§ Requirement 1
In the wine-sector regulations, substitute "Wine Standards Agency" for "Wine Standards Board" and give the passage from "Review of prohibitions" up to and including "review the giving of the notice or refusal.".

10.—(1) An authorised officer may, at any time, give written consent to the movement of a controlled wine-sector product.

(2) An authorised officer shall, upon request, give written consent to the movement of a controlled wine-sector product if he, or another authorised officer, has been given a written undertaking to the effect that—

(a)the wine-sector product will be moved to a place approved by an authorised officer; and

(b)the wine-sector product will not be moved from that place without the written consent of an authorised officer.

(3) A consent given by an authorised officer under this regulation shall—

(a)specify the wine-sector product to which it relates; and

(b)state that the wine-sector product continues to be controlled.

(4) An authorised officer of the Wine Standards Board who has been requested to give a consent under this regulation, and who refuses to do so, shall communicate that refusal in writing together with written notice of the right, contained in regulation 11, to have that refusal reviewed, and explaining how that right may be exercised and the effect of exercising that right.

Review of prohibitions etc. on movement of wine-sector products

11.—(1) This regulation applies where an authorised officer of the Wine Standards Board—

(a)has given to a person who appears to him to be in charge of a wine-sector product a notice under regulation 9(2); or

(b)has refused to give consent to the movement of a controlled wine-sector product under regulation 10.

(2) A person to whom the notice or refusal has been given may make a written request to the Secretary to the Wine Standards Board for him to review the giving of the notice or refusal.

(3) Where a request for the review of a notice or refusal is received by the Secretary to the Wine Standards Board he shall review the notice or refusal and communicate his decision on the review within fourteen days from his receipt of the request.

(4) Where a person is dissatisfied with the decision of the Secretary to the Wine Standards Board on a review he may make a written request to the Chairman of the Wine Standards Board for a further review by the Wine Standards Board of the giving of the notice or refusal.

(5) On such a request the Wine Standards Board shall, if satisfied that the decision of the authorised officer to give the notice or refuse consent was not justified, cause the notice to be withdrawn or, as the case may be, give consent to the movement of the controlled wine-sector product concerned.

(6) The procedure and quorum for a meeting of the Wine Standards Board considering a request under this regulation shall be such as it determines.

Authorised officer acting in good faith

12.—(1) An authorised officer shall not be personally liable in respect of any act done in the execution or purported execution of these Regulations and within the scope of his employment, if—

(a)in relation to an act done by him, he did that act in the honest belief that these Regulations required or empowered him to do it, and

(b)in relation to an act of a person accompanying him and acting under his instructions, he honestly believed that these Regulations empowered him to instruct that person to do it.

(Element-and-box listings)
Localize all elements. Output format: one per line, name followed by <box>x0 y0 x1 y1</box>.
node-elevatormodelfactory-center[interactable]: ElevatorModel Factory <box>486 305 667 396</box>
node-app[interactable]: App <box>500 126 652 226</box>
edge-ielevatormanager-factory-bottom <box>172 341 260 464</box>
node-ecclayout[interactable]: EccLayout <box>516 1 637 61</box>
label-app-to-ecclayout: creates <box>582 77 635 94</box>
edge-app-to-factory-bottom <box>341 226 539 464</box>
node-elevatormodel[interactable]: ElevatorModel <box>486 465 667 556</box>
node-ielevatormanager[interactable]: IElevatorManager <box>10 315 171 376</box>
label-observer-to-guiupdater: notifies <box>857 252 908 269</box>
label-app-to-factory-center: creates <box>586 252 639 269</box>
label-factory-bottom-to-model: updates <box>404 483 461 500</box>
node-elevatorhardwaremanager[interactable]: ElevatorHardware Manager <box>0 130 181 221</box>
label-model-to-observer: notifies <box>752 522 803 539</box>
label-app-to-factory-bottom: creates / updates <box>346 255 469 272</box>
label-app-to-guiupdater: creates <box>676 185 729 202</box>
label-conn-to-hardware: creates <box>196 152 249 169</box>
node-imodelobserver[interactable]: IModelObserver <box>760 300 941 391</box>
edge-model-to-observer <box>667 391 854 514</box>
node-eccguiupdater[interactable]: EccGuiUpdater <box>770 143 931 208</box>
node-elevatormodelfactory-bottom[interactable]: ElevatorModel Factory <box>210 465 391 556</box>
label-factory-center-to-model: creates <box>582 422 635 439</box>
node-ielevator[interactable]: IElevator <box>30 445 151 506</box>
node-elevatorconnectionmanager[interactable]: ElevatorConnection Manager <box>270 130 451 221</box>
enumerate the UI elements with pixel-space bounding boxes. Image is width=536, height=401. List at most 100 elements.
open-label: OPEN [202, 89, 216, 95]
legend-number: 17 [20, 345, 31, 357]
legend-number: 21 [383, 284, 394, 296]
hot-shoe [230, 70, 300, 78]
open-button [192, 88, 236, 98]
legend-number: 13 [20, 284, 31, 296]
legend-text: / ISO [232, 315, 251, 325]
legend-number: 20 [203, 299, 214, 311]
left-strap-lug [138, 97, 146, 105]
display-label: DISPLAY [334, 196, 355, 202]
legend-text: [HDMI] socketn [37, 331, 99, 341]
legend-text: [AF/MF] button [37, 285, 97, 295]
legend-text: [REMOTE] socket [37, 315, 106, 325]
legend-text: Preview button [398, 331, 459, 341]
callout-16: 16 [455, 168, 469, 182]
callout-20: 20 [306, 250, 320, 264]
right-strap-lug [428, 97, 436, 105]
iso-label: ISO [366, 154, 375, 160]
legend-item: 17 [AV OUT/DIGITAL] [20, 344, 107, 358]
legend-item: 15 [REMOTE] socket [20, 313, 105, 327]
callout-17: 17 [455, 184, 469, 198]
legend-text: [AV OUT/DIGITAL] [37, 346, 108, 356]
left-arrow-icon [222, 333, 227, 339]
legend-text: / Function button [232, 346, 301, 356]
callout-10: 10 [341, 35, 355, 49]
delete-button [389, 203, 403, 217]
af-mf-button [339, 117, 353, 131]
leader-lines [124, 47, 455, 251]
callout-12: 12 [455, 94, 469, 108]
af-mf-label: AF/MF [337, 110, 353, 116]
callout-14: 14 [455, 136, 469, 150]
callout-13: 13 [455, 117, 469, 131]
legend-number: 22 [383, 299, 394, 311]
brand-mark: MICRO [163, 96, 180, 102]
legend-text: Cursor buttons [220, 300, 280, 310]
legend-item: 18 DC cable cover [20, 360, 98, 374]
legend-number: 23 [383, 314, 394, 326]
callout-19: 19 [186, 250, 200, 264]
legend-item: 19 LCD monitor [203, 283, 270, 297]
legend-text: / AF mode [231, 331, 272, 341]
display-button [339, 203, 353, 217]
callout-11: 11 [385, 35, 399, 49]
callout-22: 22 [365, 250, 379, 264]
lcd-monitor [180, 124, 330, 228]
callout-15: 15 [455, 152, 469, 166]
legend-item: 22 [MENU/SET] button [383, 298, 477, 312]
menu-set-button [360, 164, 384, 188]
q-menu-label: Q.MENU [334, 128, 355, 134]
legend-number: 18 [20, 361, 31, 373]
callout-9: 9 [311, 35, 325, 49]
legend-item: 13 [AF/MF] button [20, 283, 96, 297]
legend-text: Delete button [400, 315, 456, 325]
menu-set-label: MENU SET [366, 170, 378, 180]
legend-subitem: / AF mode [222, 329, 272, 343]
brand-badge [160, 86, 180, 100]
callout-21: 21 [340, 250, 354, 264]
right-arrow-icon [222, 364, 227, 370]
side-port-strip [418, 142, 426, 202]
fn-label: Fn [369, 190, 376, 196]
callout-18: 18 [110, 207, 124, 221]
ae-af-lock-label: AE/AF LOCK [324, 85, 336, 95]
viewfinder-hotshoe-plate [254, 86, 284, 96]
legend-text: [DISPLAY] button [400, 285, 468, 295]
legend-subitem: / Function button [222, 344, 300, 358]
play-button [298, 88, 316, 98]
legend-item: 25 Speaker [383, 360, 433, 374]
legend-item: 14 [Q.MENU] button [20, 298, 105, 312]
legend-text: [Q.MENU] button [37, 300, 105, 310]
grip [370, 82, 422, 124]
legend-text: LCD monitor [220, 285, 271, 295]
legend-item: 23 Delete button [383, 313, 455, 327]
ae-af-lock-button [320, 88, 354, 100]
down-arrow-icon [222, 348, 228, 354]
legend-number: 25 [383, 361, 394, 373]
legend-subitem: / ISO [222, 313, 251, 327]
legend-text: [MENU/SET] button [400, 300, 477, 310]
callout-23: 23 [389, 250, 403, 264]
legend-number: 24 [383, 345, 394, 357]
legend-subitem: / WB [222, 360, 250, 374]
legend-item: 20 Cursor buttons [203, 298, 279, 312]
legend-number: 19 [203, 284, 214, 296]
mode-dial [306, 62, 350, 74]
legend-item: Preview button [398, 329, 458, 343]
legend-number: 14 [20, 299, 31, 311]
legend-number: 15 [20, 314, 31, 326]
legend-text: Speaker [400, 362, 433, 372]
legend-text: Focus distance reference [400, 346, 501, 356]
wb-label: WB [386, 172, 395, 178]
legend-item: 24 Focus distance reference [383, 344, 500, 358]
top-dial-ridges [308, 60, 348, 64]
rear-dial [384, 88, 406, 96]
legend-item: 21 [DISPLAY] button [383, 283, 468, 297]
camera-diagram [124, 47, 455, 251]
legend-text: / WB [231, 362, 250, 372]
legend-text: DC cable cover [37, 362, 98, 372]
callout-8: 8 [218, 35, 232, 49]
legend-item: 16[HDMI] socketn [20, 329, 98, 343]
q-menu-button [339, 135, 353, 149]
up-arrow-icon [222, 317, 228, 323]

§ Requirement 2
Convert the records, from their first line up to and including the line with "label-factory-bottom-to-model: updates <box>404", into a Markdown table with the columns Row and Line, one numbered row per nonblank line.

§ Complete answer 1
Review of prohibitions etc. on movement of wine-sector products

11.—(1) This regulation applies where an authorised officer of the Wine Standards Agency—

(a)has given to a person who appears to him to be in charge of a wine-sector product a notice under regulation 9(2); or

(b)has refused to give consent to the movement of a controlled wine-sector product under regulation 10.

(2) A person to whom the notice or refusal has been given may make a written request to the Secretary to the Wine Standards Agency for him to review the giving of the notice or refusal.

§ Complete answer 2
| Row | Line |
|---|---|
| 1 | Localize all elements. Output format: one per line, name followed by <box>x0 y0 x1 y1</box>. |
| 2 | node-elevatormodelfactory-center[interactable]: ElevatorModel Factory <box>486 305 667 396</box> |
| 3 | node-app[interactable]: App <box>500 126 652 226</box> |
| 4 | edge-ielevatormanager-factory-bottom <box>172 341 260 464</box> |
| 5 | node-ecclayout[interactable]: EccLayout <box>516 1 637 61</box> |
| 6 | label-app-to-ecclayout: creates <box>582 77 635 94</box> |
| 7 | edge-app-to-factory-bottom <box>341 226 539 464</box> |
| 8 | node-elevatormodel[interactable]: ElevatorModel <box>486 465 667 556</box> |
| 9 | node-ielevatormanager[interactable]: IElevatorManager <box>10 315 171 376</box> |
| 10 | label-observer-to-guiupdater: notifies <box>857 252 908 269</box> |
| 11 | label-app-to-factory-center: creates <box>586 252 639 269</box> |
| 12 | label-factory-bottom-to-model: updates <box>404 483 461 500</box> |